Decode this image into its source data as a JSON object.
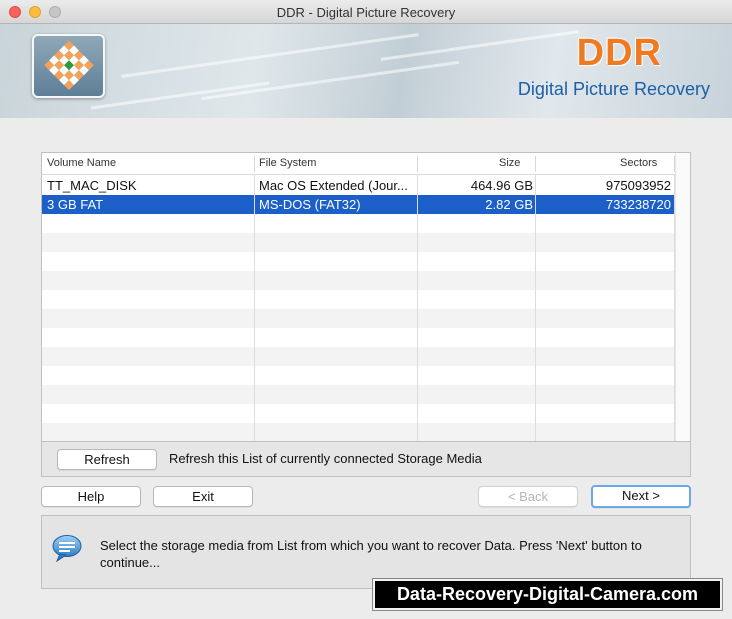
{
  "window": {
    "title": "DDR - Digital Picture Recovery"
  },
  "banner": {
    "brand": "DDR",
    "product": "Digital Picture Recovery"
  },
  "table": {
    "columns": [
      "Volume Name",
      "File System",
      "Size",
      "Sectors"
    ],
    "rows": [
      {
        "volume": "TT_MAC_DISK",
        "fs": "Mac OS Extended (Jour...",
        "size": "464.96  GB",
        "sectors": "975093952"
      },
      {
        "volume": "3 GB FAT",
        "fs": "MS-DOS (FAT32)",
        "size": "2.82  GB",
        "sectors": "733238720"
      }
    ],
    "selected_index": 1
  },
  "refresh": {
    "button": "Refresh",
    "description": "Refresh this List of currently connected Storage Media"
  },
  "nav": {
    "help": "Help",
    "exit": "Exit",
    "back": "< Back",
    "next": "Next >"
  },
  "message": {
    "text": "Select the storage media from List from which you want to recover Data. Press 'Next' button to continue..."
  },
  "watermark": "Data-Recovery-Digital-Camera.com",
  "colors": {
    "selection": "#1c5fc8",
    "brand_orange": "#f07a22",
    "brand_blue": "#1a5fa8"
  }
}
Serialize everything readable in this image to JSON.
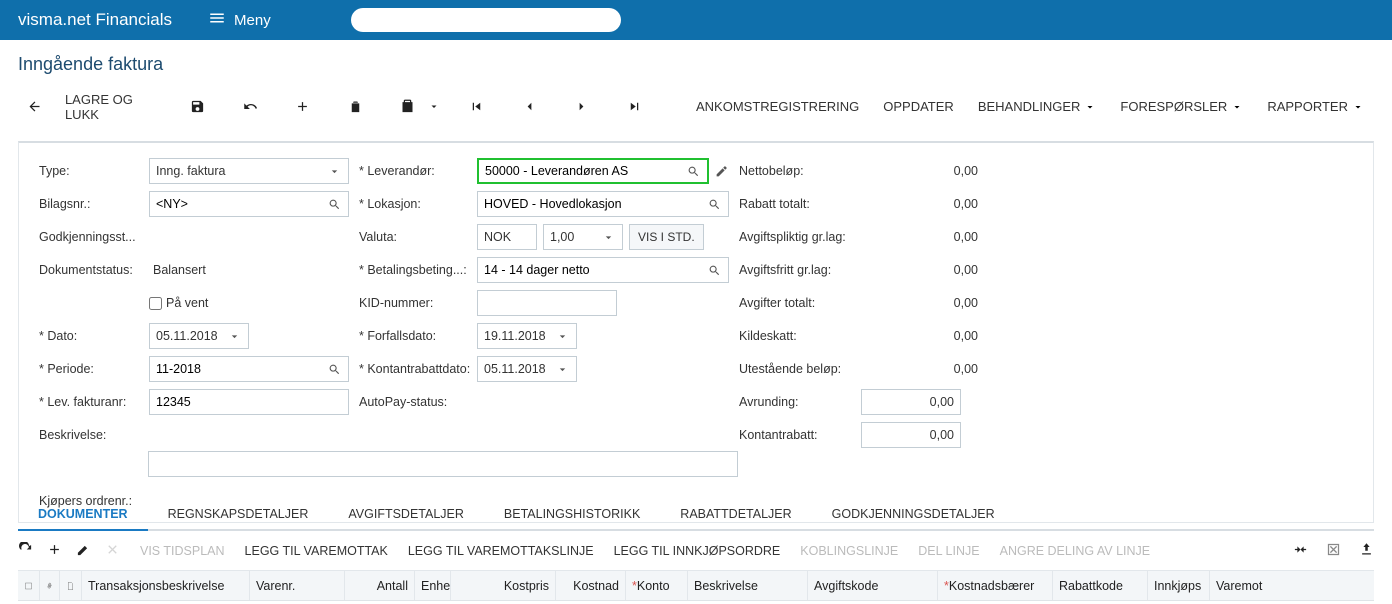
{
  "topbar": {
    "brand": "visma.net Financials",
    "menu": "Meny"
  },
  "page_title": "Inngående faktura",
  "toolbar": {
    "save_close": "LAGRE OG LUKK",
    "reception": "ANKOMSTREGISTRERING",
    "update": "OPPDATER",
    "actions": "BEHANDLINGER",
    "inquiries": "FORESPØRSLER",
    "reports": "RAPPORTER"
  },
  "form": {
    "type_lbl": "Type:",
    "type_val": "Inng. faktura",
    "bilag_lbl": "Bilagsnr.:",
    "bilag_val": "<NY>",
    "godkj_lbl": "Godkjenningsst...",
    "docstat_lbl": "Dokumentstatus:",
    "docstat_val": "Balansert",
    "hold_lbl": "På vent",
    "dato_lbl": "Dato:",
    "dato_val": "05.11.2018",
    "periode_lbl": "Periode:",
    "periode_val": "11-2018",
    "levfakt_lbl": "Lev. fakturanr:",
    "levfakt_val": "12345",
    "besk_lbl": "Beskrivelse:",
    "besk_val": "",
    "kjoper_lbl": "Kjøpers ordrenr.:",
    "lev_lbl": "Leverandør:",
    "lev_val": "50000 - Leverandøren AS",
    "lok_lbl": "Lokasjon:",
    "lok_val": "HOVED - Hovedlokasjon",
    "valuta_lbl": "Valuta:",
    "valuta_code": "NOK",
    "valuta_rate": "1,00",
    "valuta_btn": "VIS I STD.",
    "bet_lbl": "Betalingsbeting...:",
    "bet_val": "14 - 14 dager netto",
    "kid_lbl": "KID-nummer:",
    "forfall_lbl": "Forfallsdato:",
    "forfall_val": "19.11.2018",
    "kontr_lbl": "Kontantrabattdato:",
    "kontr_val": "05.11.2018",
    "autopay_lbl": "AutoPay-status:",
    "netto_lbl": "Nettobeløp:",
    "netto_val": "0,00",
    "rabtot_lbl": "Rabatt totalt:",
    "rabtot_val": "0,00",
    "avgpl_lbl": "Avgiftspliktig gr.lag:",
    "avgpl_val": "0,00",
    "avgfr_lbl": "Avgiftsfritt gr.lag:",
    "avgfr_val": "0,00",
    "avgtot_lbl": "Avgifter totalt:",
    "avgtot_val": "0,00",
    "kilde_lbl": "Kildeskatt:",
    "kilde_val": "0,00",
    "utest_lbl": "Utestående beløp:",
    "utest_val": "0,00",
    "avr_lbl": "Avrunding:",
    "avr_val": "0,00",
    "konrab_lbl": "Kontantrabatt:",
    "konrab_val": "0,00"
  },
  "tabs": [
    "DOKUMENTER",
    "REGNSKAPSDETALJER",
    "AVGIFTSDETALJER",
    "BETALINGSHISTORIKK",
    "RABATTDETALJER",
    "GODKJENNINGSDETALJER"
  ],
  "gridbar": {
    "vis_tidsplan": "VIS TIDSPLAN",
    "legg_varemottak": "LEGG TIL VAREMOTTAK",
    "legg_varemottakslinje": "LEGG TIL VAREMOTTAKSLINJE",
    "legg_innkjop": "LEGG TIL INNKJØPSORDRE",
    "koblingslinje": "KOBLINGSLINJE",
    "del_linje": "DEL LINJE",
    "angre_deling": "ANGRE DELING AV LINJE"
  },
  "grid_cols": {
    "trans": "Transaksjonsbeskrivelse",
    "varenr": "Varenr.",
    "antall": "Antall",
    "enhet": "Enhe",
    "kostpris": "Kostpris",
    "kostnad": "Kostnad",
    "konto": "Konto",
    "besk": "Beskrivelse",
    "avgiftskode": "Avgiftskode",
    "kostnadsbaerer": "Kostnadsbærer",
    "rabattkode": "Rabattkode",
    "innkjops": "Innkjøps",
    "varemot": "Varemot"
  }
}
********************
Quote all the records verbatim, dropping any pictures from your copy.

• **Output of the exercise**
Decode this image into its source data as a JSON object.
{
  "window": {
    "title": "DDR - Digital Picture Recovery"
  },
  "banner": {
    "brand": "DDR",
    "product": "Digital Picture Recovery"
  },
  "table": {
    "columns": [
      "Volume Name",
      "File System",
      "Size",
      "Sectors"
    ],
    "rows": [
      {
        "volume": "TT_MAC_DISK",
        "fs": "Mac OS Extended (Jour...",
        "size": "464.96  GB",
        "sectors": "975093952"
      },
      {
        "volume": "3 GB FAT",
        "fs": "MS-DOS (FAT32)",
        "size": "2.82  GB",
        "sectors": "733238720"
      }
    ],
    "selected_index": 1
  },
  "refresh": {
    "button": "Refresh",
    "description": "Refresh this List of currently connected Storage Media"
  },
  "nav": {
    "help": "Help",
    "exit": "Exit",
    "back": "< Back",
    "next": "Next >"
  },
  "message": {
    "text": "Select the storage media from List from which you want to recover Data. Press 'Next' button to continue..."
  },
  "watermark": "Data-Recovery-Digital-Camera.com",
  "colors": {
    "selection": "#1c5fc8",
    "brand_orange": "#f07a22",
    "brand_blue": "#1a5fa8"
  }
}
Serialize everything readable in this image to JSON.
{
  "topbar": {
    "brand": "visma.net Financials",
    "menu": "Meny"
  },
  "page_title": "Inngående faktura",
  "toolbar": {
    "save_close": "LAGRE OG LUKK",
    "reception": "ANKOMSTREGISTRERING",
    "update": "OPPDATER",
    "actions": "BEHANDLINGER",
    "inquiries": "FORESPØRSLER",
    "reports": "RAPPORTER"
  },
  "form": {
    "type_lbl": "Type:",
    "type_val": "Inng. faktura",
    "bilag_lbl": "Bilagsnr.:",
    "bilag_val": "<NY>",
    "godkj_lbl": "Godkjenningsst...",
    "docstat_lbl": "Dokumentstatus:",
    "docstat_val": "Balansert",
    "hold_lbl": "På vent",
    "dato_lbl": "Dato:",
    "dato_val": "05.11.2018",
    "periode_lbl": "Periode:",
    "periode_val": "11-2018",
    "levfakt_lbl": "Lev. fakturanr:",
    "levfakt_val": "12345",
    "besk_lbl": "Beskrivelse:",
    "besk_val": "",
    "kjoper_lbl": "Kjøpers ordrenr.:",
    "lev_lbl": "Leverandør:",
    "lev_val": "50000 - Leverandøren AS",
    "lok_lbl": "Lokasjon:",
    "lok_val": "HOVED - Hovedlokasjon",
    "valuta_lbl": "Valuta:",
    "valuta_code": "NOK",
    "valuta_rate": "1,00",
    "valuta_btn": "VIS I STD.",
    "bet_lbl": "Betalingsbeting...:",
    "bet_val": "14 - 14 dager netto",
    "kid_lbl": "KID-nummer:",
    "forfall_lbl": "Forfallsdato:",
    "forfall_val": "19.11.2018",
    "kontr_lbl": "Kontantrabattdato:",
    "kontr_val": "05.11.2018",
    "autopay_lbl": "AutoPay-status:",
    "netto_lbl": "Nettobeløp:",
    "netto_val": "0,00",
    "rabtot_lbl": "Rabatt totalt:",
    "rabtot_val": "0,00",
    "avgpl_lbl": "Avgiftspliktig gr.lag:",
    "avgpl_val": "0,00",
    "avgfr_lbl": "Avgiftsfritt gr.lag:",
    "avgfr_val": "0,00",
    "avgtot_lbl": "Avgifter totalt:",
    "avgtot_val": "0,00",
    "kilde_lbl": "Kildeskatt:",
    "kilde_val": "0,00",
    "utest_lbl": "Utestående beløp:",
    "utest_val": "0,00",
    "avr_lbl": "Avrunding:",
    "avr_val": "0,00",
    "konrab_lbl": "Kontantrabatt:",
    "konrab_val": "0,00"
  },
  "tabs": [
    "DOKUMENTER",
    "REGNSKAPSDETALJER",
    "AVGIFTSDETALJER",
    "BETALINGSHISTORIKK",
    "RABATTDETALJER",
    "GODKJENNINGSDETALJER"
  ],
  "gridbar": {
    "vis_tidsplan": "VIS TIDSPLAN",
    "legg_varemottak": "LEGG TIL VAREMOTTAK",
    "legg_varemottakslinje": "LEGG TIL VAREMOTTAKSLINJE",
    "legg_innkjop": "LEGG TIL INNKJØPSORDRE",
    "koblingslinje": "KOBLINGSLINJE",
    "del_linje": "DEL LINJE",
    "angre_deling": "ANGRE DELING AV LINJE"
  },
  "grid_cols": {
    "trans": "Transaksjonsbeskrivelse",
    "varenr": "Varenr.",
    "antall": "Antall",
    "enhet": "Enhe",
    "kostpris": "Kostpris",
    "kostnad": "Kostnad",
    "konto": "Konto",
    "besk": "Beskrivelse",
    "avgiftskode": "Avgiftskode",
    "kostnadsbaerer": "Kostnadsbærer",
    "rabattkode": "Rabattkode",
    "innkjops": "Innkjøps",
    "varemot": "Varemot"
  }
}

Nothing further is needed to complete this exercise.